Repeat the entries that follow verbatim, without any of their pictures.

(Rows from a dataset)
>> begin

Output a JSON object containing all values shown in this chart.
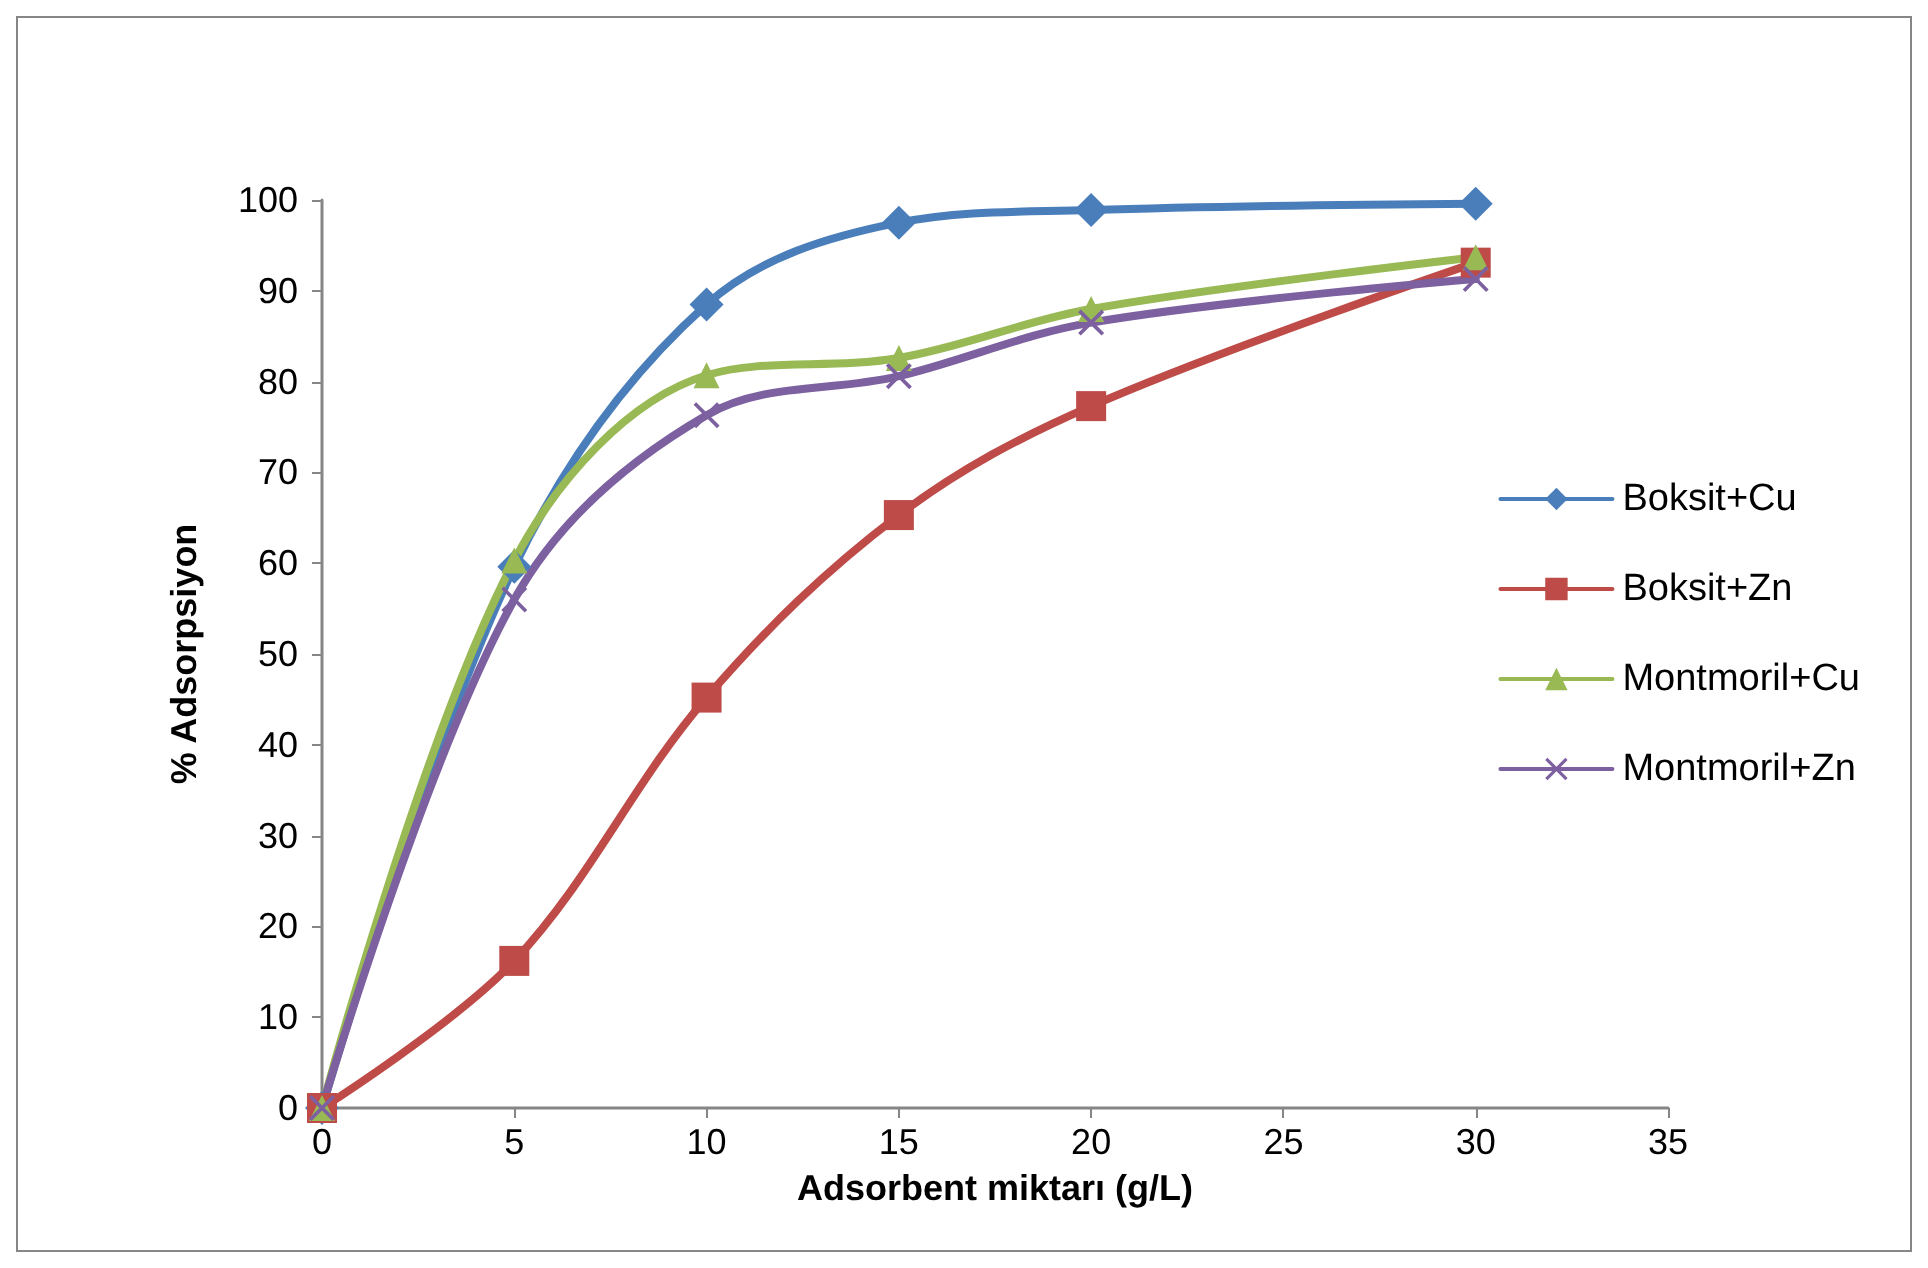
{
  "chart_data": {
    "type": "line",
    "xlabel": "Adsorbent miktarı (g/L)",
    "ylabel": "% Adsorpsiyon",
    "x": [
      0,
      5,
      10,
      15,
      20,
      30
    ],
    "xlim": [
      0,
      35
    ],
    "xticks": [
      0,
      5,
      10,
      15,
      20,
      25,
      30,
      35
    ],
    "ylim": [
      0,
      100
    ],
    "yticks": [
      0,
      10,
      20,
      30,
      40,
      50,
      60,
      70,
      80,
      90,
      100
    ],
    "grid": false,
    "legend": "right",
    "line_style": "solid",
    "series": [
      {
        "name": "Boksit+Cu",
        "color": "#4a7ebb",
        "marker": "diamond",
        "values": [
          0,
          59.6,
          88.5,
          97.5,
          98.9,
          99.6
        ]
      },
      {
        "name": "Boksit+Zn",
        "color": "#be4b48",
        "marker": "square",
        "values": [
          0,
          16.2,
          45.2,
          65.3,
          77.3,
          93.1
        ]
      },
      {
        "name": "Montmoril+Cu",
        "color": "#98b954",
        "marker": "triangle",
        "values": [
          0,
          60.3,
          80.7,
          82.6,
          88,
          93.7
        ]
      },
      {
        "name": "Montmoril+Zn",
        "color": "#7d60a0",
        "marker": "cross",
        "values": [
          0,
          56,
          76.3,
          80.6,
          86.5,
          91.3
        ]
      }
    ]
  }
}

>> end

Finished task:
Output a JSON object containing all values shown in this chart.
{
  "chart_data": {
    "type": "line",
    "xlabel": "Adsorbent miktarı (g/L)",
    "ylabel": "% Adsorpsiyon",
    "x": [
      0,
      5,
      10,
      15,
      20,
      30
    ],
    "xlim": [
      0,
      35
    ],
    "xticks": [
      0,
      5,
      10,
      15,
      20,
      25,
      30,
      35
    ],
    "ylim": [
      0,
      100
    ],
    "yticks": [
      0,
      10,
      20,
      30,
      40,
      50,
      60,
      70,
      80,
      90,
      100
    ],
    "grid": false,
    "legend": "right",
    "line_style": "solid",
    "series": [
      {
        "name": "Boksit+Cu",
        "color": "#4a7ebb",
        "marker": "diamond",
        "values": [
          0,
          59.6,
          88.5,
          97.5,
          98.9,
          99.6
        ]
      },
      {
        "name": "Boksit+Zn",
        "color": "#be4b48",
        "marker": "square",
        "values": [
          0,
          16.2,
          45.2,
          65.3,
          77.3,
          93.1
        ]
      },
      {
        "name": "Montmoril+Cu",
        "color": "#98b954",
        "marker": "triangle",
        "values": [
          0,
          60.3,
          80.7,
          82.6,
          88,
          93.7
        ]
      },
      {
        "name": "Montmoril+Zn",
        "color": "#7d60a0",
        "marker": "cross",
        "values": [
          0,
          56,
          76.3,
          80.6,
          86.5,
          91.3
        ]
      }
    ]
  }
}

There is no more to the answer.